The records below are to be quoted in full; please keep every word exact.

(Data records)
────────

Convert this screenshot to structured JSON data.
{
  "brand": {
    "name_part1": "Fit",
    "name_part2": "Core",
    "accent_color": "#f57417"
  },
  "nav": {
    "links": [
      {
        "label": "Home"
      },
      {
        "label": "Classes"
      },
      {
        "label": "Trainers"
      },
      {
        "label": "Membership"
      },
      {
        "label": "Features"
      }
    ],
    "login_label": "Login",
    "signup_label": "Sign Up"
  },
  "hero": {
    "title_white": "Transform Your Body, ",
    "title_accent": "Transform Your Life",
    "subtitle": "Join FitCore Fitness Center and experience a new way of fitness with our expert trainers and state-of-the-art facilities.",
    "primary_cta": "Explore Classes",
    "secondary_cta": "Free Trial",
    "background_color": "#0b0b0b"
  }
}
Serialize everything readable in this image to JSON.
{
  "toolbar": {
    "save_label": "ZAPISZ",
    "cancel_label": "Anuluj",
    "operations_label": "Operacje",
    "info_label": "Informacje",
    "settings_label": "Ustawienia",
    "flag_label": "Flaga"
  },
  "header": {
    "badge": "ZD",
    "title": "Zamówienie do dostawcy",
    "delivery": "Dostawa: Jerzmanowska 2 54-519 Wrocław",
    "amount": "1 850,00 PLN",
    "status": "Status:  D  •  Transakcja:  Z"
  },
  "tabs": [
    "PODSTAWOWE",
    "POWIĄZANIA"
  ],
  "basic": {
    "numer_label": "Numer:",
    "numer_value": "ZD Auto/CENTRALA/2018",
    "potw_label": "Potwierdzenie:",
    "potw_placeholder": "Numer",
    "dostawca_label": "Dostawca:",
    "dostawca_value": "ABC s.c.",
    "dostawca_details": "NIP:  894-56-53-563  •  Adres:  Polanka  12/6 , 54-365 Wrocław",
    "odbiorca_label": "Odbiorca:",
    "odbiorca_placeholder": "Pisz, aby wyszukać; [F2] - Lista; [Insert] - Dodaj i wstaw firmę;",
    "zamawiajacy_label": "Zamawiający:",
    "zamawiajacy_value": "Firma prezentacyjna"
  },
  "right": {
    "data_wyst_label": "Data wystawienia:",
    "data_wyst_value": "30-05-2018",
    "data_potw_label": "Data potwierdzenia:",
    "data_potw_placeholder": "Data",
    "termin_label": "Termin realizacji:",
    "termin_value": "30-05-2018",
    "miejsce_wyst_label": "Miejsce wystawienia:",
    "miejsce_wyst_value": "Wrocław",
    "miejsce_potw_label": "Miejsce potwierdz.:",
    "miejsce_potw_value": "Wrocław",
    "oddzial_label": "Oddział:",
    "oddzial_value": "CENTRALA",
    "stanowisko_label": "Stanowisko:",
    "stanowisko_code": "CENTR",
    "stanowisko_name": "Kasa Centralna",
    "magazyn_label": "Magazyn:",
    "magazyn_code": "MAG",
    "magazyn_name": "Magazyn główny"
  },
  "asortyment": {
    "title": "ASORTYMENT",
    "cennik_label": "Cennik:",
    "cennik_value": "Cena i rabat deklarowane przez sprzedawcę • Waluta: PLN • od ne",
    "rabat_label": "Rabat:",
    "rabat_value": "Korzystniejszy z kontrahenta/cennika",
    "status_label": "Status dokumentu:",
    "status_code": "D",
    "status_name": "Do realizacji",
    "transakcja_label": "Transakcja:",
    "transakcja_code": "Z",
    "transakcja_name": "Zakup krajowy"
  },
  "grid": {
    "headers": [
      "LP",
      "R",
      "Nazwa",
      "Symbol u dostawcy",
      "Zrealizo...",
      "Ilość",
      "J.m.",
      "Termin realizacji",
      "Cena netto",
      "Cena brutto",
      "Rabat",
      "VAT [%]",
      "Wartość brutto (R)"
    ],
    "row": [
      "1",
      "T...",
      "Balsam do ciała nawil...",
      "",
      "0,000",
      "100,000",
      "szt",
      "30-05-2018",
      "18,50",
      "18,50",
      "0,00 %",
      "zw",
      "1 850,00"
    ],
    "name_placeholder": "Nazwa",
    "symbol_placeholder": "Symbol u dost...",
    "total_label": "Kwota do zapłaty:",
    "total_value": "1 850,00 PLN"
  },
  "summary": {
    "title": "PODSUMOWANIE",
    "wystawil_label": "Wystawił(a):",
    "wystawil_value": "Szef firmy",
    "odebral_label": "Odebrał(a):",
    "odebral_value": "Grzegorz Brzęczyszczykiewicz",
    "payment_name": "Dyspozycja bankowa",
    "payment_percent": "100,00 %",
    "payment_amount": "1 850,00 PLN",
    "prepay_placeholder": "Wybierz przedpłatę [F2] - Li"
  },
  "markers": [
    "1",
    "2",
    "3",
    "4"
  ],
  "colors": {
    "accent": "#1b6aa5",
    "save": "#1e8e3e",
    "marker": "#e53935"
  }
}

────────

SOLUTION TO THIS TASK:
Convert this screenshot to structured JSON data.
{
  "brand": {
    "name_part1": "Fit",
    "name_part2": "Core",
    "accent_color": "#f57417"
  },
  "nav": {
    "links": [
      {
        "label": "Home"
      },
      {
        "label": "Classes"
      },
      {
        "label": "Trainers"
      },
      {
        "label": "Membership"
      },
      {
        "label": "Features"
      }
    ],
    "login_label": "Login",
    "signup_label": "Sign Up"
  },
  "hero": {
    "title_white": "Transform Your Body, ",
    "title_accent": "Transform Your Life",
    "subtitle": "Join FitCore Fitness Center and experience a new way of fitness with our expert trainers and state-of-the-art facilities.",
    "primary_cta": "Explore Classes",
    "secondary_cta": "Free Trial",
    "background_color": "#0b0b0b"
  }
}
Serialize everything readable in this image to JSON.
{
  "toolbar": {
    "save_label": "ZAPISZ",
    "cancel_label": "Anuluj",
    "operations_label": "Operacje",
    "info_label": "Informacje",
    "settings_label": "Ustawienia",
    "flag_label": "Flaga"
  },
  "header": {
    "badge": "ZD",
    "title": "Zamówienie do dostawcy",
    "delivery": "Dostawa: Jerzmanowska 2 54-519 Wrocław",
    "amount": "1 850,00 PLN",
    "status": "Status:  D  •  Transakcja:  Z"
  },
  "tabs": [
    "PODSTAWOWE",
    "POWIĄZANIA"
  ],
  "basic": {
    "numer_label": "Numer:",
    "numer_value": "ZD Auto/CENTRALA/2018",
    "potw_label": "Potwierdzenie:",
    "potw_placeholder": "Numer",
    "dostawca_label": "Dostawca:",
    "dostawca_value": "ABC s.c.",
    "dostawca_details": "NIP:  894-56-53-563  •  Adres:  Polanka  12/6 , 54-365 Wrocław",
    "odbiorca_label": "Odbiorca:",
    "odbiorca_placeholder": "Pisz, aby wyszukać; [F2] - Lista; [Insert] - Dodaj i wstaw firmę;",
    "zamawiajacy_label": "Zamawiający:",
    "zamawiajacy_value": "Firma prezentacyjna"
  },
  "right": {
    "data_wyst_label": "Data wystawienia:",
    "data_wyst_value": "30-05-2018",
    "data_potw_label": "Data potwierdzenia:",
    "data_potw_placeholder": "Data",
    "termin_label": "Termin realizacji:",
    "termin_value": "30-05-2018",
    "miejsce_wyst_label": "Miejsce wystawienia:",
    "miejsce_wyst_value": "Wrocław",
    "miejsce_potw_label": "Miejsce potwierdz.:",
    "miejsce_potw_value": "Wrocław",
    "oddzial_label": "Oddział:",
    "oddzial_value": "CENTRALA",
    "stanowisko_label": "Stanowisko:",
    "stanowisko_code": "CENTR",
    "stanowisko_name": "Kasa Centralna",
    "magazyn_label": "Magazyn:",
    "magazyn_code": "MAG",
    "magazyn_name": "Magazyn główny"
  },
  "asortyment": {
    "title": "ASORTYMENT",
    "cennik_label": "Cennik:",
    "cennik_value": "Cena i rabat deklarowane przez sprzedawcę • Waluta: PLN • od ne",
    "rabat_label": "Rabat:",
    "rabat_value": "Korzystniejszy z kontrahenta/cennika",
    "status_label": "Status dokumentu:",
    "status_code": "D",
    "status_name": "Do realizacji",
    "transakcja_label": "Transakcja:",
    "transakcja_code": "Z",
    "transakcja_name": "Zakup krajowy"
  },
  "grid": {
    "headers": [
      "LP",
      "R",
      "Nazwa",
      "Symbol u dostawcy",
      "Zrealizo...",
      "Ilość",
      "J.m.",
      "Termin realizacji",
      "Cena netto",
      "Cena brutto",
      "Rabat",
      "VAT [%]",
      "Wartość brutto (R)"
    ],
    "row": [
      "1",
      "T...",
      "Balsam do ciała nawil...",
      "",
      "0,000",
      "100,000",
      "szt",
      "30-05-2018",
      "18,50",
      "18,50",
      "0,00 %",
      "zw",
      "1 850,00"
    ],
    "name_placeholder": "Nazwa",
    "symbol_placeholder": "Symbol u dost...",
    "total_label": "Kwota do zapłaty:",
    "total_value": "1 850,00 PLN"
  },
  "summary": {
    "title": "PODSUMOWANIE",
    "wystawil_label": "Wystawił(a):",
    "wystawil_value": "Szef firmy",
    "odebral_label": "Odebrał(a):",
    "odebral_value": "Grzegorz Brzęczyszczykiewicz",
    "payment_name": "Dyspozycja bankowa",
    "payment_percent": "100,00 %",
    "payment_amount": "1 850,00 PLN",
    "prepay_placeholder": "Wybierz przedpłatę [F2] - Li"
  },
  "markers": [
    "1",
    "2",
    "3",
    "4"
  ],
  "colors": {
    "accent": "#1b6aa5",
    "save": "#1e8e3e",
    "marker": "#e53935"
  }
}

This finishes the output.